* Exercise:
Repeat every record below exactly, omitting any pictures.

* Material for this exercise:
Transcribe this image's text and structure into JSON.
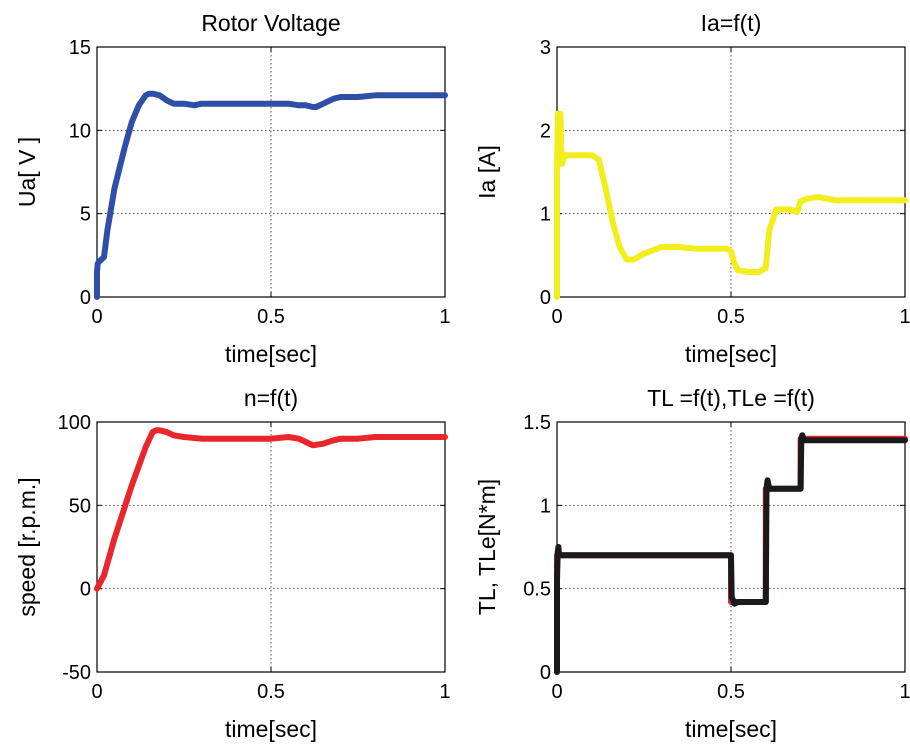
{
  "chart_data": [
    {
      "type": "line",
      "title": "Rotor Voltage",
      "xlabel": "time[sec]",
      "ylabel": "Ua[ V ]",
      "xlim": [
        0,
        1
      ],
      "ylim": [
        0,
        15
      ],
      "xticks": [
        0,
        0.5,
        1
      ],
      "xtick_labels": [
        "0",
        "0.5",
        "1"
      ],
      "yticks": [
        0,
        5,
        10,
        15
      ],
      "ytick_labels": [
        "0",
        "5",
        "10",
        "15"
      ],
      "grid": "dotted",
      "series": [
        {
          "color": "#2f4ea8",
          "x": [
            0,
            0,
            0.002,
            0.005,
            0.01,
            0.015,
            0.02,
            0.03,
            0.05,
            0.08,
            0.1,
            0.12,
            0.14,
            0.15,
            0.16,
            0.18,
            0.2,
            0.22,
            0.25,
            0.28,
            0.3,
            0.35,
            0.4,
            0.45,
            0.5,
            0.55,
            0.58,
            0.6,
            0.62,
            0.63,
            0.65,
            0.68,
            0.7,
            0.75,
            0.8,
            0.9,
            1.0
          ],
          "y": [
            0,
            1.5,
            2.0,
            2.1,
            2.2,
            2.3,
            2.4,
            4.0,
            6.5,
            9.0,
            10.5,
            11.5,
            12.1,
            12.2,
            12.2,
            12.1,
            11.8,
            11.6,
            11.6,
            11.5,
            11.6,
            11.6,
            11.6,
            11.6,
            11.6,
            11.6,
            11.5,
            11.5,
            11.4,
            11.4,
            11.6,
            11.9,
            12.0,
            12.0,
            12.1,
            12.1,
            12.1
          ]
        }
      ]
    },
    {
      "type": "line",
      "title": "Ia=f(t)",
      "xlabel": "time[sec]",
      "ylabel": "Ia [A]",
      "xlim": [
        0,
        1
      ],
      "ylim": [
        0,
        3
      ],
      "xticks": [
        0,
        0.5,
        1
      ],
      "xtick_labels": [
        "0",
        "0.5",
        "1"
      ],
      "yticks": [
        0,
        1,
        2,
        3
      ],
      "ytick_labels": [
        "0",
        "1",
        "2",
        "3"
      ],
      "grid": "dotted",
      "series": [
        {
          "color": "#f2ee1e",
          "x": [
            0,
            0,
            0.003,
            0.005,
            0.008,
            0.01,
            0.012,
            0.015,
            0.02,
            0.03,
            0.05,
            0.1,
            0.12,
            0.14,
            0.16,
            0.18,
            0.2,
            0.22,
            0.25,
            0.3,
            0.35,
            0.4,
            0.45,
            0.49,
            0.5,
            0.51,
            0.52,
            0.55,
            0.58,
            0.6,
            0.61,
            0.63,
            0.65,
            0.67,
            0.69,
            0.7,
            0.72,
            0.75,
            0.8,
            0.9,
            1.0
          ],
          "y": [
            0,
            1.5,
            2.2,
            2.1,
            1.8,
            2.2,
            1.8,
            1.6,
            1.7,
            1.7,
            1.7,
            1.7,
            1.65,
            1.3,
            0.9,
            0.6,
            0.45,
            0.45,
            0.52,
            0.6,
            0.6,
            0.58,
            0.58,
            0.58,
            0.55,
            0.4,
            0.32,
            0.3,
            0.3,
            0.35,
            0.8,
            1.05,
            1.05,
            1.05,
            1.02,
            1.15,
            1.18,
            1.2,
            1.16,
            1.16,
            1.16
          ]
        }
      ]
    },
    {
      "type": "line",
      "title": "n=f(t)",
      "xlabel": "time[sec]",
      "ylabel": "speed [r.p.m.]",
      "xlim": [
        0,
        1
      ],
      "ylim": [
        -50,
        100
      ],
      "xticks": [
        0,
        0.5,
        1
      ],
      "xtick_labels": [
        "0",
        "0.5",
        "1"
      ],
      "yticks": [
        -50,
        0,
        50,
        100
      ],
      "ytick_labels": [
        "-50",
        "0",
        "50",
        "100"
      ],
      "grid": "dotted",
      "series": [
        {
          "color": "#e8262c",
          "x": [
            0,
            0.02,
            0.05,
            0.1,
            0.14,
            0.16,
            0.17,
            0.18,
            0.2,
            0.22,
            0.25,
            0.3,
            0.35,
            0.4,
            0.45,
            0.5,
            0.55,
            0.58,
            0.6,
            0.62,
            0.65,
            0.68,
            0.7,
            0.75,
            0.8,
            0.9,
            1.0
          ],
          "y": [
            0,
            8,
            30,
            62,
            85,
            94,
            95,
            95,
            94,
            92,
            91,
            90,
            90,
            90,
            90,
            90,
            91,
            90,
            88,
            86,
            87,
            89,
            90,
            90,
            91,
            91,
            91
          ]
        }
      ]
    },
    {
      "type": "line",
      "title": "TL =f(t),TLe =f(t)",
      "xlabel": "time[sec]",
      "ylabel": "TL, TLe[N*m]",
      "xlim": [
        0,
        1
      ],
      "ylim": [
        0,
        1.5
      ],
      "xticks": [
        0,
        0.5,
        1
      ],
      "xtick_labels": [
        "0",
        "0.5",
        "1"
      ],
      "yticks": [
        0,
        0.5,
        1,
        1.5
      ],
      "ytick_labels": [
        "0",
        "0.5",
        "1",
        "1.5"
      ],
      "grid": "dotted",
      "series": [
        {
          "color": "#e8262c",
          "x": [
            0,
            0,
            0.5,
            0.5,
            0.6,
            0.6,
            0.7,
            0.7,
            1.0
          ],
          "y": [
            0,
            0.7,
            0.7,
            0.42,
            0.42,
            1.1,
            1.1,
            1.4,
            1.4
          ]
        },
        {
          "color": "#1a1a1a",
          "x": [
            0,
            0,
            0.002,
            0.004,
            0.006,
            0.01,
            0.02,
            0.5,
            0.502,
            0.51,
            0.52,
            0.6,
            0.602,
            0.605,
            0.61,
            0.7,
            0.702,
            0.705,
            0.71,
            1.0
          ],
          "y": [
            0,
            0.55,
            0.72,
            0.75,
            0.7,
            0.7,
            0.7,
            0.7,
            0.45,
            0.41,
            0.42,
            0.42,
            1.1,
            1.15,
            1.1,
            1.1,
            1.4,
            1.42,
            1.39,
            1.39
          ]
        }
      ]
    }
  ]
}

* Exercise solution:
Transcribe this image's text and structure into JSON.
{
  "chart_data": [
    {
      "type": "line",
      "title": "Rotor Voltage",
      "xlabel": "time[sec]",
      "ylabel": "Ua[ V ]",
      "xlim": [
        0,
        1
      ],
      "ylim": [
        0,
        15
      ],
      "xticks": [
        0,
        0.5,
        1
      ],
      "xtick_labels": [
        "0",
        "0.5",
        "1"
      ],
      "yticks": [
        0,
        5,
        10,
        15
      ],
      "ytick_labels": [
        "0",
        "5",
        "10",
        "15"
      ],
      "grid": "dotted",
      "series": [
        {
          "color": "#2f4ea8",
          "x": [
            0,
            0,
            0.002,
            0.005,
            0.01,
            0.015,
            0.02,
            0.03,
            0.05,
            0.08,
            0.1,
            0.12,
            0.14,
            0.15,
            0.16,
            0.18,
            0.2,
            0.22,
            0.25,
            0.28,
            0.3,
            0.35,
            0.4,
            0.45,
            0.5,
            0.55,
            0.58,
            0.6,
            0.62,
            0.63,
            0.65,
            0.68,
            0.7,
            0.75,
            0.8,
            0.9,
            1.0
          ],
          "y": [
            0,
            1.5,
            2.0,
            2.1,
            2.2,
            2.3,
            2.4,
            4.0,
            6.5,
            9.0,
            10.5,
            11.5,
            12.1,
            12.2,
            12.2,
            12.1,
            11.8,
            11.6,
            11.6,
            11.5,
            11.6,
            11.6,
            11.6,
            11.6,
            11.6,
            11.6,
            11.5,
            11.5,
            11.4,
            11.4,
            11.6,
            11.9,
            12.0,
            12.0,
            12.1,
            12.1,
            12.1
          ]
        }
      ]
    },
    {
      "type": "line",
      "title": "Ia=f(t)",
      "xlabel": "time[sec]",
      "ylabel": "Ia [A]",
      "xlim": [
        0,
        1
      ],
      "ylim": [
        0,
        3
      ],
      "xticks": [
        0,
        0.5,
        1
      ],
      "xtick_labels": [
        "0",
        "0.5",
        "1"
      ],
      "yticks": [
        0,
        1,
        2,
        3
      ],
      "ytick_labels": [
        "0",
        "1",
        "2",
        "3"
      ],
      "grid": "dotted",
      "series": [
        {
          "color": "#f2ee1e",
          "x": [
            0,
            0,
            0.003,
            0.005,
            0.008,
            0.01,
            0.012,
            0.015,
            0.02,
            0.03,
            0.05,
            0.1,
            0.12,
            0.14,
            0.16,
            0.18,
            0.2,
            0.22,
            0.25,
            0.3,
            0.35,
            0.4,
            0.45,
            0.49,
            0.5,
            0.51,
            0.52,
            0.55,
            0.58,
            0.6,
            0.61,
            0.63,
            0.65,
            0.67,
            0.69,
            0.7,
            0.72,
            0.75,
            0.8,
            0.9,
            1.0
          ],
          "y": [
            0,
            1.5,
            2.2,
            2.1,
            1.8,
            2.2,
            1.8,
            1.6,
            1.7,
            1.7,
            1.7,
            1.7,
            1.65,
            1.3,
            0.9,
            0.6,
            0.45,
            0.45,
            0.52,
            0.6,
            0.6,
            0.58,
            0.58,
            0.58,
            0.55,
            0.4,
            0.32,
            0.3,
            0.3,
            0.35,
            0.8,
            1.05,
            1.05,
            1.05,
            1.02,
            1.15,
            1.18,
            1.2,
            1.16,
            1.16,
            1.16
          ]
        }
      ]
    },
    {
      "type": "line",
      "title": "n=f(t)",
      "xlabel": "time[sec]",
      "ylabel": "speed [r.p.m.]",
      "xlim": [
        0,
        1
      ],
      "ylim": [
        -50,
        100
      ],
      "xticks": [
        0,
        0.5,
        1
      ],
      "xtick_labels": [
        "0",
        "0.5",
        "1"
      ],
      "yticks": [
        -50,
        0,
        50,
        100
      ],
      "ytick_labels": [
        "-50",
        "0",
        "50",
        "100"
      ],
      "grid": "dotted",
      "series": [
        {
          "color": "#e8262c",
          "x": [
            0,
            0.02,
            0.05,
            0.1,
            0.14,
            0.16,
            0.17,
            0.18,
            0.2,
            0.22,
            0.25,
            0.3,
            0.35,
            0.4,
            0.45,
            0.5,
            0.55,
            0.58,
            0.6,
            0.62,
            0.65,
            0.68,
            0.7,
            0.75,
            0.8,
            0.9,
            1.0
          ],
          "y": [
            0,
            8,
            30,
            62,
            85,
            94,
            95,
            95,
            94,
            92,
            91,
            90,
            90,
            90,
            90,
            90,
            91,
            90,
            88,
            86,
            87,
            89,
            90,
            90,
            91,
            91,
            91
          ]
        }
      ]
    },
    {
      "type": "line",
      "title": "TL =f(t),TLe =f(t)",
      "xlabel": "time[sec]",
      "ylabel": "TL, TLe[N*m]",
      "xlim": [
        0,
        1
      ],
      "ylim": [
        0,
        1.5
      ],
      "xticks": [
        0,
        0.5,
        1
      ],
      "xtick_labels": [
        "0",
        "0.5",
        "1"
      ],
      "yticks": [
        0,
        0.5,
        1,
        1.5
      ],
      "ytick_labels": [
        "0",
        "0.5",
        "1",
        "1.5"
      ],
      "grid": "dotted",
      "series": [
        {
          "color": "#e8262c",
          "x": [
            0,
            0,
            0.5,
            0.5,
            0.6,
            0.6,
            0.7,
            0.7,
            1.0
          ],
          "y": [
            0,
            0.7,
            0.7,
            0.42,
            0.42,
            1.1,
            1.1,
            1.4,
            1.4
          ]
        },
        {
          "color": "#1a1a1a",
          "x": [
            0,
            0,
            0.002,
            0.004,
            0.006,
            0.01,
            0.02,
            0.5,
            0.502,
            0.51,
            0.52,
            0.6,
            0.602,
            0.605,
            0.61,
            0.7,
            0.702,
            0.705,
            0.71,
            1.0
          ],
          "y": [
            0,
            0.55,
            0.72,
            0.75,
            0.7,
            0.7,
            0.7,
            0.7,
            0.45,
            0.41,
            0.42,
            0.42,
            1.1,
            1.15,
            1.1,
            1.1,
            1.4,
            1.42,
            1.39,
            1.39
          ]
        }
      ]
    }
  ]
}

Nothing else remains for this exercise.